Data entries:
* * * *

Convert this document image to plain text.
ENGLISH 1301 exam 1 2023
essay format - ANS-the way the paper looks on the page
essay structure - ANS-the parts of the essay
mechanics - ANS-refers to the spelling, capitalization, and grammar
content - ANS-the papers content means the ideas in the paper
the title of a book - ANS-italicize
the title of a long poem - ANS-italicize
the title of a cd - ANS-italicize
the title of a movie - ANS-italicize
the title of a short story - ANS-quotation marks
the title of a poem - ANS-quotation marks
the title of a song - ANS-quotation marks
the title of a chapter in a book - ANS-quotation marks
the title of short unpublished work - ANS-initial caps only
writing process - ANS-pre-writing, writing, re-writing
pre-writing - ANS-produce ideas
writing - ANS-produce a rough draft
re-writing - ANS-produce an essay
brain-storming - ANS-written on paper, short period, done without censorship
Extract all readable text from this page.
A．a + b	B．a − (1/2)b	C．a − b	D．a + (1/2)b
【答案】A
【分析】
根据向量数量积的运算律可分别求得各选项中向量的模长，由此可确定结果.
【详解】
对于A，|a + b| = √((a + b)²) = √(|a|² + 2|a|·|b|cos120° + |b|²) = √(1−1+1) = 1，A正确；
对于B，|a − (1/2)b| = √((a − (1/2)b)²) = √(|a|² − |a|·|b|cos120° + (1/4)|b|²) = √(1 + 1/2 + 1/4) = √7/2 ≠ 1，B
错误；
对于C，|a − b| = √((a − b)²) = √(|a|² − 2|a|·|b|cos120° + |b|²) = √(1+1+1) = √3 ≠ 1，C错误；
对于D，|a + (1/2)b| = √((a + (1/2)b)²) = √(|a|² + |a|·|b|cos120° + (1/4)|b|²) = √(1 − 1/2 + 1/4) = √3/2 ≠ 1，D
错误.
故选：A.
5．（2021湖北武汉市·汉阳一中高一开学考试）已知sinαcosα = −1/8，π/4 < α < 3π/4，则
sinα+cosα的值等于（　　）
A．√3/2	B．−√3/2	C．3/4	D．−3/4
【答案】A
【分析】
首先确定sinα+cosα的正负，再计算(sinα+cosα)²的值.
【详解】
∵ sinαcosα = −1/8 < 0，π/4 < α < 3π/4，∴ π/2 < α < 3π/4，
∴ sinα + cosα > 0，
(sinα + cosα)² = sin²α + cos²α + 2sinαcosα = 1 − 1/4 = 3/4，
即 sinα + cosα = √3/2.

* * * *

§ **Aim of the task**
For the listing above, give the number of lines in which the string "short" occurs, and nothing else.

§ **The reply**
3